**RECORDS FOR THIS TASK**.

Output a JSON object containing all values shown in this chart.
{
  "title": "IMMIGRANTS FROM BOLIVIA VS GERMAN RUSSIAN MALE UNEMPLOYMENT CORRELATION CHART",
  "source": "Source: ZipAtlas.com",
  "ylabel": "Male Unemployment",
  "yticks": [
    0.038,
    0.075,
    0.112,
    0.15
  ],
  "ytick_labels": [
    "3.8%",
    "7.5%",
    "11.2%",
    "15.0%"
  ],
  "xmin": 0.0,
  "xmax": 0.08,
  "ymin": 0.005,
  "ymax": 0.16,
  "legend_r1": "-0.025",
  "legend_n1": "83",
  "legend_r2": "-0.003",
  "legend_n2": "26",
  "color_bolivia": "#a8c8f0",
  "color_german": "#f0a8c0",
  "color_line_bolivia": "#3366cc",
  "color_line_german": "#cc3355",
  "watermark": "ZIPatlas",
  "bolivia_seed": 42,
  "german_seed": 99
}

**THE TASK**.
Quote all the records. Keep every word exact.

**CORRECT RESPONSE**.
Output a JSON object containing all values shown in this chart.
{
  "title": "IMMIGRANTS FROM BOLIVIA VS GERMAN RUSSIAN MALE UNEMPLOYMENT CORRELATION CHART",
  "source": "Source: ZipAtlas.com",
  "ylabel": "Male Unemployment",
  "yticks": [
    0.038,
    0.075,
    0.112,
    0.15
  ],
  "ytick_labels": [
    "3.8%",
    "7.5%",
    "11.2%",
    "15.0%"
  ],
  "xmin": 0.0,
  "xmax": 0.08,
  "ymin": 0.005,
  "ymax": 0.16,
  "legend_r1": "-0.025",
  "legend_n1": "83",
  "legend_r2": "-0.003",
  "legend_n2": "26",
  "color_bolivia": "#a8c8f0",
  "color_german": "#f0a8c0",
  "color_line_bolivia": "#3366cc",
  "color_line_german": "#cc3355",
  "watermark": "ZIPatlas",
  "bolivia_seed": 42,
  "german_seed": 99
}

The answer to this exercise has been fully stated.